WHAT TO WORK ON -
Copy every line of the listing that holds the string "color".

DATA TO PROCESS -

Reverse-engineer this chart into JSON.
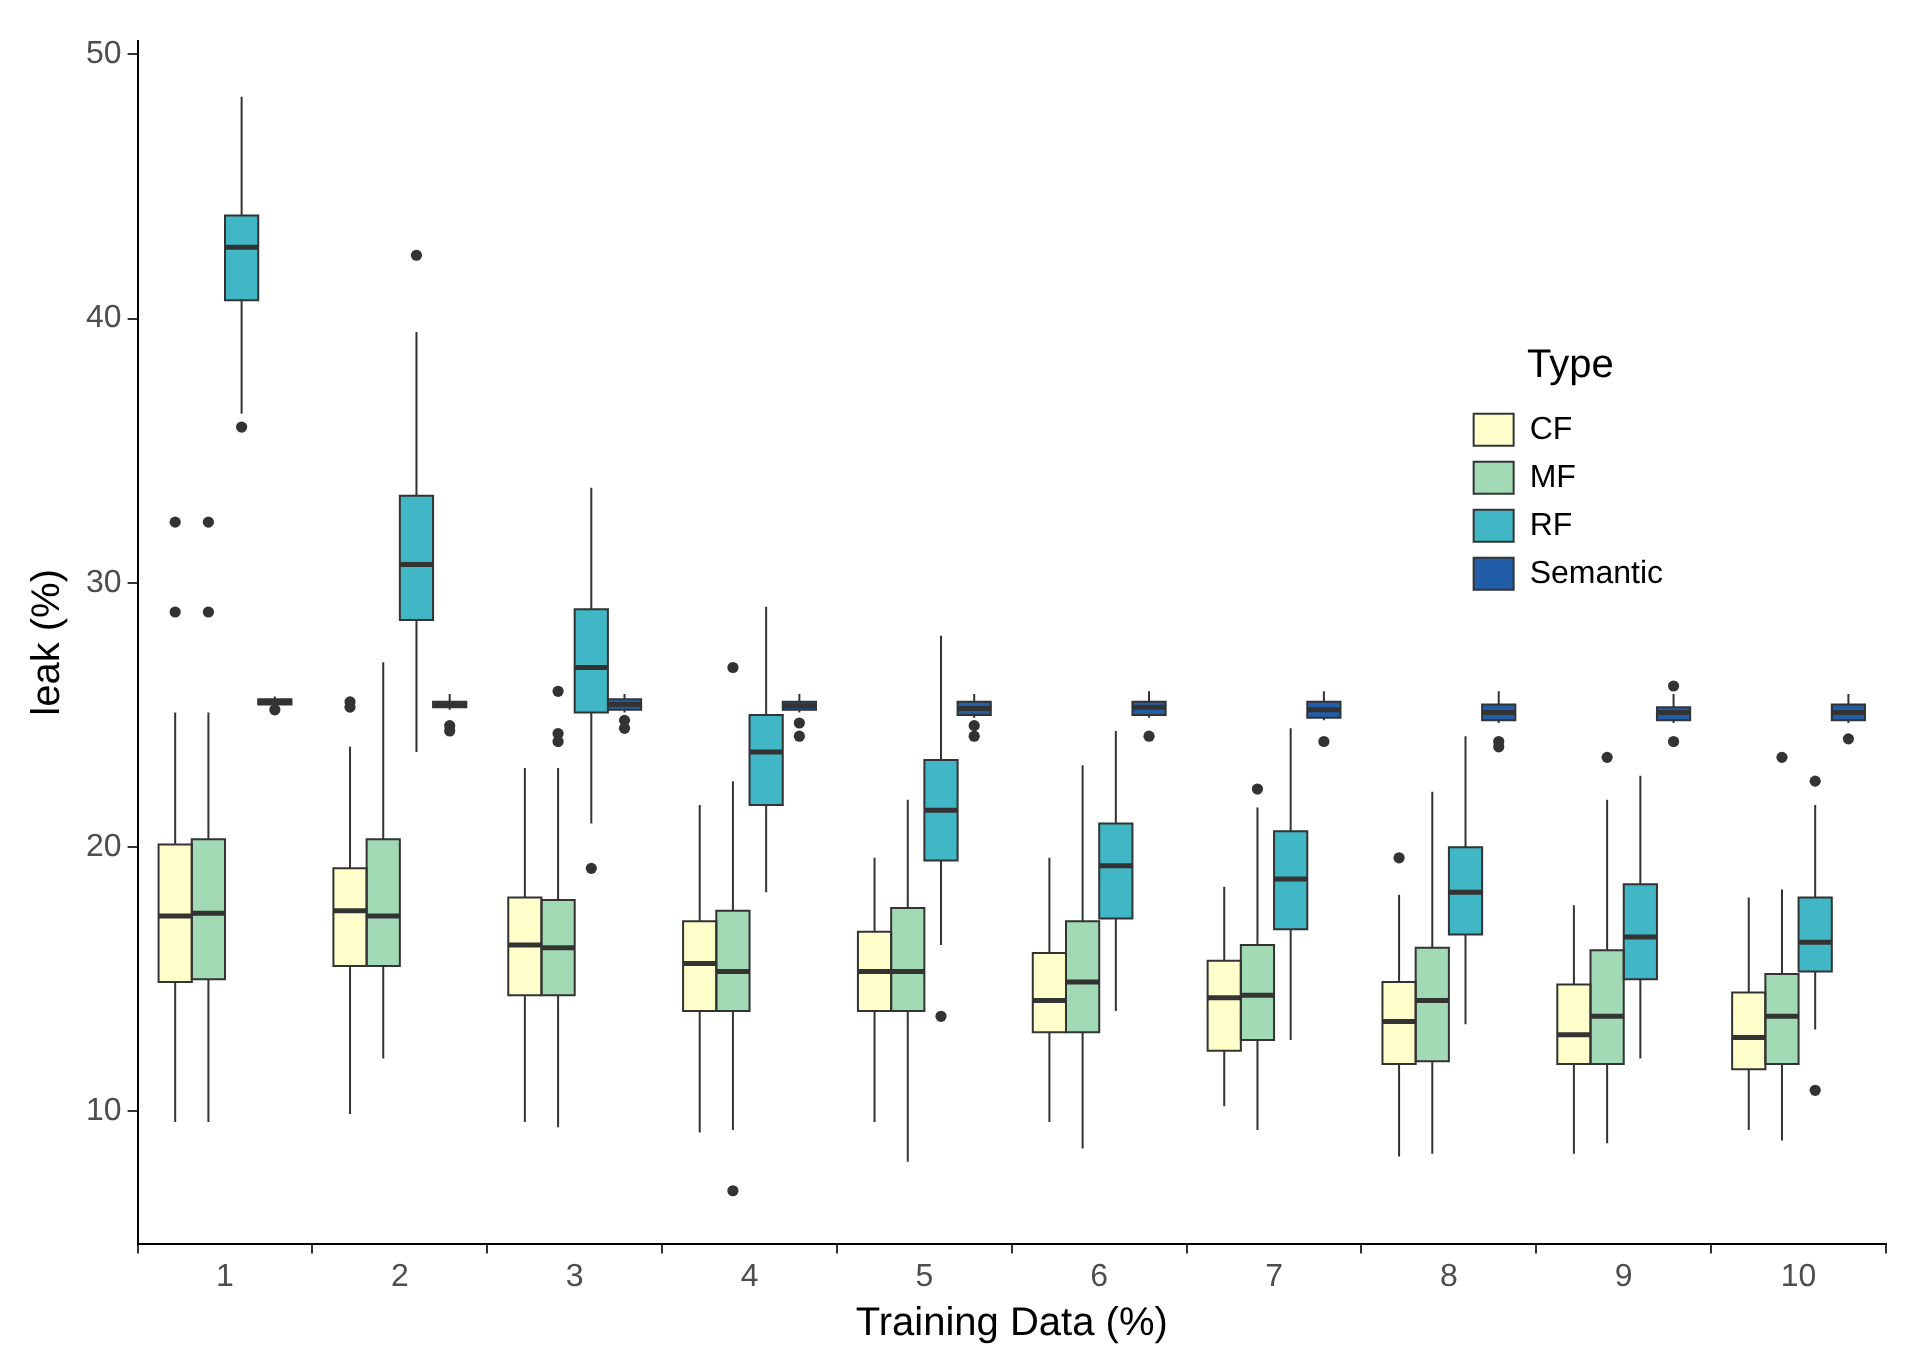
{
  "chart_data": {
    "type": "box",
    "xlabel": "Training Data (%)",
    "ylabel": "leak (%)",
    "legend_title": "Type",
    "legend": "right",
    "grid": false,
    "categories": [
      "1",
      "2",
      "3",
      "4",
      "5",
      "6",
      "7",
      "8",
      "9",
      "10"
    ],
    "ylim": [
      5,
      50.5
    ],
    "yticks": [
      10,
      20,
      30,
      40,
      50
    ],
    "series": [
      {
        "name": "CF",
        "color": "#ffffcc",
        "boxes": [
          {
            "low": 9.6,
            "q1": 14.9,
            "median": 17.4,
            "q3": 20.1,
            "high": 25.1,
            "outliers": [
              32.3,
              28.9
            ]
          },
          {
            "low": 9.9,
            "q1": 15.5,
            "median": 17.6,
            "q3": 19.2,
            "high": 23.8,
            "outliers": [
              25.5,
              25.3
            ]
          },
          {
            "low": 9.6,
            "q1": 14.4,
            "median": 16.3,
            "q3": 18.1,
            "high": 23.0
          },
          {
            "low": 9.2,
            "q1": 13.8,
            "median": 15.6,
            "q3": 17.2,
            "high": 21.6
          },
          {
            "low": 9.6,
            "q1": 13.8,
            "median": 15.3,
            "q3": 16.8,
            "high": 19.6
          },
          {
            "low": 9.6,
            "q1": 13.0,
            "median": 14.2,
            "q3": 16.0,
            "high": 19.6
          },
          {
            "low": 10.2,
            "q1": 12.3,
            "median": 14.3,
            "q3": 15.7,
            "high": 18.5
          },
          {
            "low": 8.3,
            "q1": 11.8,
            "median": 13.4,
            "q3": 14.9,
            "high": 18.2,
            "outliers": [
              19.6
            ]
          },
          {
            "low": 8.4,
            "q1": 11.8,
            "median": 12.9,
            "q3": 14.8,
            "high": 17.8
          },
          {
            "low": 9.3,
            "q1": 11.6,
            "median": 12.8,
            "q3": 14.5,
            "high": 18.1
          }
        ]
      },
      {
        "name": "MF",
        "color": "#a1dab4",
        "boxes": [
          {
            "low": 9.6,
            "q1": 15.0,
            "median": 17.5,
            "q3": 20.3,
            "high": 25.1,
            "outliers": [
              32.3,
              28.9
            ]
          },
          {
            "low": 12.0,
            "q1": 15.5,
            "median": 17.4,
            "q3": 20.3,
            "high": 27.0
          },
          {
            "low": 9.4,
            "q1": 14.4,
            "median": 16.2,
            "q3": 18.0,
            "high": 23.0,
            "outliers": [
              25.9,
              24.3,
              24.0
            ]
          },
          {
            "low": 9.3,
            "q1": 13.8,
            "median": 15.3,
            "q3": 17.6,
            "high": 22.5,
            "outliers": [
              26.8,
              7.0
            ]
          },
          {
            "low": 8.1,
            "q1": 13.8,
            "median": 15.3,
            "q3": 17.7,
            "high": 21.8
          },
          {
            "low": 8.6,
            "q1": 13.0,
            "median": 14.9,
            "q3": 17.2,
            "high": 23.1
          },
          {
            "low": 9.3,
            "q1": 12.7,
            "median": 14.4,
            "q3": 16.3,
            "high": 21.5,
            "outliers": [
              22.2
            ]
          },
          {
            "low": 8.4,
            "q1": 11.9,
            "median": 14.2,
            "q3": 16.2,
            "high": 22.1
          },
          {
            "low": 8.8,
            "q1": 11.8,
            "median": 13.6,
            "q3": 16.1,
            "high": 21.8,
            "outliers": [
              23.4
            ]
          },
          {
            "low": 8.9,
            "q1": 11.8,
            "median": 13.6,
            "q3": 15.2,
            "high": 18.4,
            "outliers": [
              23.4
            ]
          }
        ]
      },
      {
        "name": "RF",
        "color": "#41b6c4",
        "boxes": [
          {
            "low": 36.4,
            "q1": 40.7,
            "median": 42.7,
            "q3": 43.9,
            "high": 48.4,
            "outliers": [
              35.9
            ]
          },
          {
            "low": 23.6,
            "q1": 28.6,
            "median": 30.7,
            "q3": 33.3,
            "high": 39.5,
            "outliers": [
              42.4
            ]
          },
          {
            "low": 20.9,
            "q1": 25.1,
            "median": 26.8,
            "q3": 29.0,
            "high": 33.6,
            "outliers": [
              19.2
            ]
          },
          {
            "low": 18.3,
            "q1": 21.6,
            "median": 23.6,
            "q3": 25.0,
            "high": 29.1
          },
          {
            "low": 16.3,
            "q1": 19.5,
            "median": 21.4,
            "q3": 23.3,
            "high": 28.0,
            "outliers": [
              13.6
            ]
          },
          {
            "low": 13.8,
            "q1": 17.3,
            "median": 19.3,
            "q3": 20.9,
            "high": 24.4
          },
          {
            "low": 12.7,
            "q1": 16.9,
            "median": 18.8,
            "q3": 20.6,
            "high": 24.5
          },
          {
            "low": 13.3,
            "q1": 16.7,
            "median": 18.3,
            "q3": 20.0,
            "high": 24.2
          },
          {
            "low": 12.0,
            "q1": 15.0,
            "median": 16.6,
            "q3": 18.6,
            "high": 22.7
          },
          {
            "low": 13.1,
            "q1": 15.3,
            "median": 16.4,
            "q3": 18.1,
            "high": 21.6,
            "outliers": [
              22.5,
              10.8
            ]
          }
        ]
      },
      {
        "name": "Semantic",
        "color": "#225ea8",
        "boxes": [
          {
            "low": 25.3,
            "q1": 25.4,
            "median": 25.5,
            "q3": 25.6,
            "high": 25.7,
            "outliers": [
              25.2
            ]
          },
          {
            "low": 25.2,
            "q1": 25.3,
            "median": 25.4,
            "q3": 25.5,
            "high": 25.8,
            "outliers": [
              24.6,
              24.4
            ]
          },
          {
            "low": 25.1,
            "q1": 25.2,
            "median": 25.4,
            "q3": 25.6,
            "high": 25.8,
            "outliers": [
              24.8,
              24.5
            ]
          },
          {
            "low": 25.1,
            "q1": 25.2,
            "median": 25.35,
            "q3": 25.5,
            "high": 25.8,
            "outliers": [
              24.7,
              24.2
            ]
          },
          {
            "low": 24.9,
            "q1": 25.0,
            "median": 25.25,
            "q3": 25.5,
            "high": 25.8,
            "outliers": [
              24.6,
              24.2
            ]
          },
          {
            "low": 24.9,
            "q1": 25.0,
            "median": 25.3,
            "q3": 25.5,
            "high": 25.9,
            "outliers": [
              24.2
            ]
          },
          {
            "low": 24.8,
            "q1": 24.9,
            "median": 25.2,
            "q3": 25.5,
            "high": 25.9,
            "outliers": [
              24.0
            ]
          },
          {
            "low": 24.7,
            "q1": 24.8,
            "median": 25.1,
            "q3": 25.4,
            "high": 25.9,
            "outliers": [
              24.0,
              23.8
            ]
          },
          {
            "low": 24.7,
            "q1": 24.8,
            "median": 25.1,
            "q3": 25.3,
            "high": 25.8,
            "outliers": [
              26.1,
              24.0
            ]
          },
          {
            "low": 24.7,
            "q1": 24.8,
            "median": 25.1,
            "q3": 25.4,
            "high": 25.8,
            "outliers": [
              24.1
            ]
          }
        ]
      }
    ]
  }
}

REPLY TO THE EXERCISE -
        "color": "#ffffcc",
        "color": "#a1dab4",
        "color": "#41b6c4",
        "color": "#225ea8",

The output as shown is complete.